Work to be completed: Images embedded in the records are excluded; print everything else exactly as given.

-=-=-=-=-

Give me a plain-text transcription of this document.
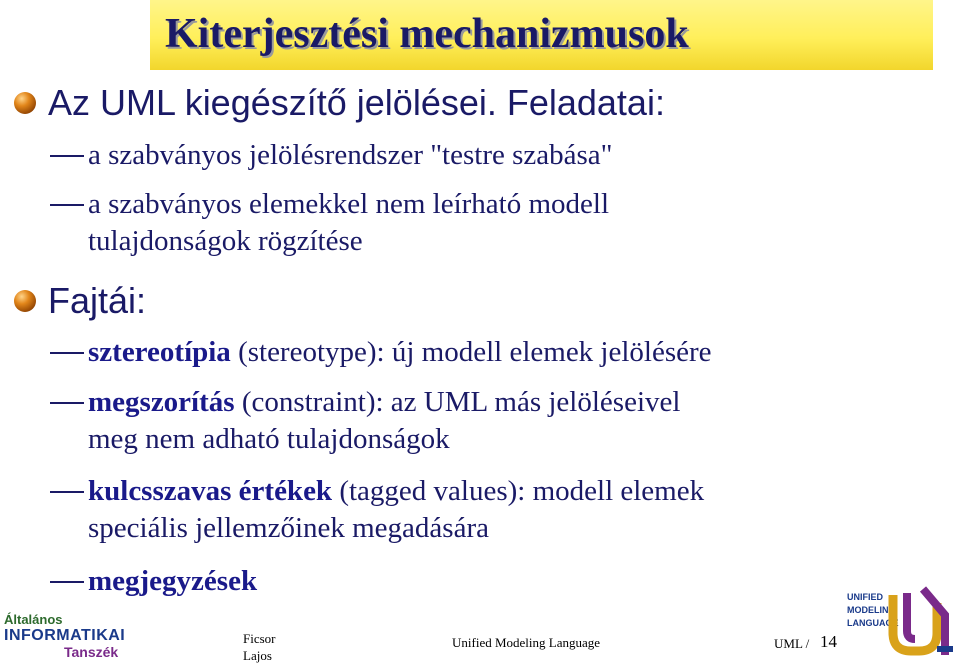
Kiterjesztési mechanizmusok
Az UML kiegészítő jelölései. Feladatai:
a szabványos jelölésrendszer "testre szabása"
a szabványos elemekkel nem leírható modell
tulajdonságok rögzítése
Fajtái:
sztereotípia (stereotype): új modell elemek jelölésére
megszorítás (constraint): az UML más jelöléseivel
meg nem adható tulajdonságok
kulcsszavas értékek (tagged values): modell elemek
speciális jellemzőinek megadására
megjegyzések
Általános
INFORMATIKAI
Tanszék
Ficsor
Lajos
Unified Modeling Language	UML / 14
UNIFIED
MODELING
LANGUAGE
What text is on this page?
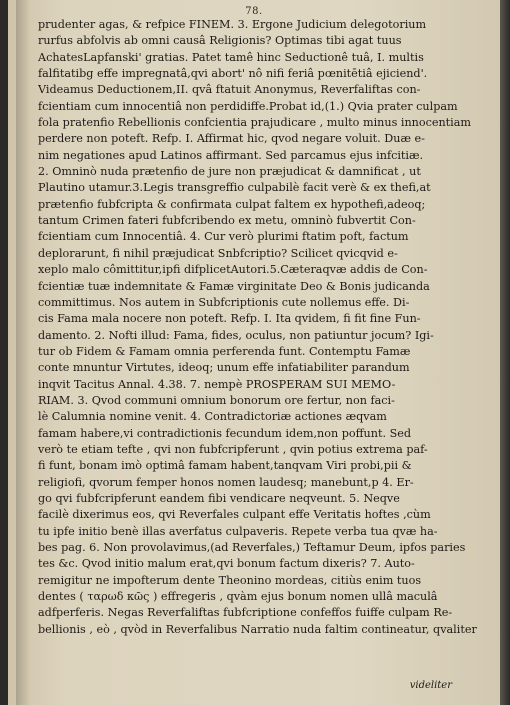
78.
prudenter agas, & refpice FINEM. 3. Ergone Judicium delegotorium
rurfus abfolvis ab omni causâ Religionis? Optimas tibi agat tuus
AchatesLapfanski' gratias. Patet tamê hinc Seductionê tuâ, I. multis
falfitatibg effe impregnatâ,qvi abort' nô nifi feriâ pœnitētiâ ejiciend'.
Videamus Deductionem,II. qvâ ftatuit Anonymus, Reverfaliftas con-
fcientiam cum innocentiâ non perdidiffe.Probat id,(1.) Qvia prater culpam
fola pratenfio Rebellionis confcientia prajudicare , multo minus innocentiam
perdere non poteft. Refp. I. Affirmat hic, qvod negare voluit. Duæ e-
nim negationes apud Latinos affirmant. Sed parcamus ejus infcitiæ.
2. Omninò nuda prætenfio de jure non præjudicat & damnificat , ut
Plautino utamur.3.Legis transgreffio culpabilè facit verè & ex thefi,at
prætenfio fubfcripta & confirmata culpat faltem ex hypothefi,adeoq;
tantum Crimen fateri fubfcribendo ex metu, omninò fubvertit Con-
fcientiam cum Innocentiâ. 4. Cur verò plurimi ftatim poft, factum
deplorarunt, fi nihil præjudicat Snbfcriptio? Scilicet qvicqvid e-
xeplo malo cômittitur,ipfi difplicetAutori.5.Cæteraqvæ addis de Con-
fcientiæ tuæ indemnitate & Famæ virginitate Deo & Bonis judicanda
committimus. Nos autem in Subfcriptionis cute nollemus effe. Di-
cis Fama mala nocere non poteft. Refp. I. Ita qvidem, fi fit fine Fun-
damento. 2. Nofti illud: Fama, fides, oculus, non patiuntur jocum? Igi-
tur ob Fidem & Famam omnia perferenda funt. Contemptu Famæ
conte mnuntur Virtutes, ideoq; unum effe infatiabiliter parandum
inqvit Tacitus Annal. 4.38. 7. nempè PROSPERAM SUI MEMO-
RIAM. 3. Qvod communi omnium bonorum ore fertur, non faci-
lè Calumnia nomine venit. 4. Contradictoriæ actiones æqvam
famam habere,vi contradictionis fecundum idem,non poffunt. Sed
verò te etiam tefte , qvi non fubfcripferunt , qvin potius extrema paf-
fi funt, bonam imò optimâ famam habent,tanqvam Viri probi,pii &
religiofi, qvorum femper honos nomen laudesq; manebunt,p 4. Er-
go qvi fubfcripferunt eandem fibi vendicare neqveunt. 5. Neqve
facilè dixerimus eos, qvi Reverfales culpant effe Veritatis hoftes ,cùm
tu ipfe initio benè illas averfatus culpaveris. Repete verba tua qvæ ha-
bes pag. 6. Non provolavimus,(ad Reverfales,) Teftamur Deum, ipfos paries
tes &c. Qvod initio malum erat,qvi bonum factum dixeris? 7. Auto-
remigitur ne impofterum dente Theonino mordeas, citiùs enim tuos
dentes ( ταρωδ κῶς ) effregeris , qvàm ejus bonum nomen ullâ maculâ
adfperferis. Negas Reverfaliftas fubfcriptione confeffos fuiffe culpam Re-
bellionis , eò , qvòd in Reverfalibus Narratio nuda faltim contineatur, qvaliter
videliter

-=-=-=-=-

The reply:
Give me a plain-text transcription of this document.
Kiterjesztési mechanizmusok
Az UML kiegészítő jelölései. Feladatai:
a szabványos jelölésrendszer "testre szabása"
a szabványos elemekkel nem leírható modell
tulajdonságok rögzítése
Fajtái:
sztereotípia (stereotype): új modell elemek jelölésére
megszorítás (constraint): az UML más jelöléseivel
meg nem adható tulajdonságok
kulcsszavas értékek (tagged values): modell elemek
speciális jellemzőinek megadására
megjegyzések
Általános
INFORMATIKAI
Tanszék
Ficsor
Lajos
Unified Modeling Language	UML / 14
UNIFIED
MODELING
LANGUAGE
What text is on this page?
78.
prudenter agas, & refpice FINEM. 3. Ergone Judicium delegotorium
rurfus abfolvis ab omni causâ Religionis? Optimas tibi agat tuus
AchatesLapfanski' gratias. Patet tamê hinc Seductionê tuâ, I. multis
falfitatibg effe impregnatâ,qvi abort' nô nifi feriâ pœnitētiâ ejiciend'.
Videamus Deductionem,II. qvâ ftatuit Anonymus, Reverfaliftas con-
fcientiam cum innocentiâ non perdidiffe.Probat id,(1.) Qvia prater culpam
fola pratenfio Rebellionis confcientia prajudicare , multo minus innocentiam
perdere non poteft. Refp. I. Affirmat hic, qvod negare voluit. Duæ e-
nim negationes apud Latinos affirmant. Sed parcamus ejus infcitiæ.
2. Omninò nuda prætenfio de jure non præjudicat & damnificat , ut
Plautino utamur.3.Legis transgreffio culpabilè facit verè & ex thefi,at
prætenfio fubfcripta & confirmata culpat faltem ex hypothefi,adeoq;
tantum Crimen fateri fubfcribendo ex metu, omninò fubvertit Con-
fcientiam cum Innocentiâ. 4. Cur verò plurimi ftatim poft, factum
deplorarunt, fi nihil præjudicat Snbfcriptio? Scilicet qvicqvid e-
xeplo malo cômittitur,ipfi difplicetAutori.5.Cæteraqvæ addis de Con-
fcientiæ tuæ indemnitate & Famæ virginitate Deo & Bonis judicanda
committimus. Nos autem in Subfcriptionis cute nollemus effe. Di-
cis Fama mala nocere non poteft. Refp. I. Ita qvidem, fi fit fine Fun-
damento. 2. Nofti illud: Fama, fides, oculus, non patiuntur jocum? Igi-
tur ob Fidem & Famam omnia perferenda funt. Contemptu Famæ
conte mnuntur Virtutes, ideoq; unum effe infatiabiliter parandum
inqvit Tacitus Annal. 4.38. 7. nempè PROSPERAM SUI MEMO-
RIAM. 3. Qvod communi omnium bonorum ore fertur, non faci-
lè Calumnia nomine venit. 4. Contradictoriæ actiones æqvam
famam habere,vi contradictionis fecundum idem,non poffunt. Sed
verò te etiam tefte , qvi non fubfcripferunt , qvin potius extrema paf-
fi funt, bonam imò optimâ famam habent,tanqvam Viri probi,pii &
religiofi, qvorum femper honos nomen laudesq; manebunt,p 4. Er-
go qvi fubfcripferunt eandem fibi vendicare neqveunt. 5. Neqve
facilè dixerimus eos, qvi Reverfales culpant effe Veritatis hoftes ,cùm
tu ipfe initio benè illas averfatus culpaveris. Repete verba tua qvæ ha-
bes pag. 6. Non provolavimus,(ad Reverfales,) Teftamur Deum, ipfos paries
tes &c. Qvod initio malum erat,qvi bonum factum dixeris? 7. Auto-
remigitur ne impofterum dente Theonino mordeas, citiùs enim tuos
dentes ( ταρωδ κῶς ) effregeris , qvàm ejus bonum nomen ullâ maculâ
adfperferis. Negas Reverfaliftas fubfcriptione confeffos fuiffe culpam Re-
bellionis , eò , qvòd in Reverfalibus Narratio nuda faltim contineatur, qvaliter
videliter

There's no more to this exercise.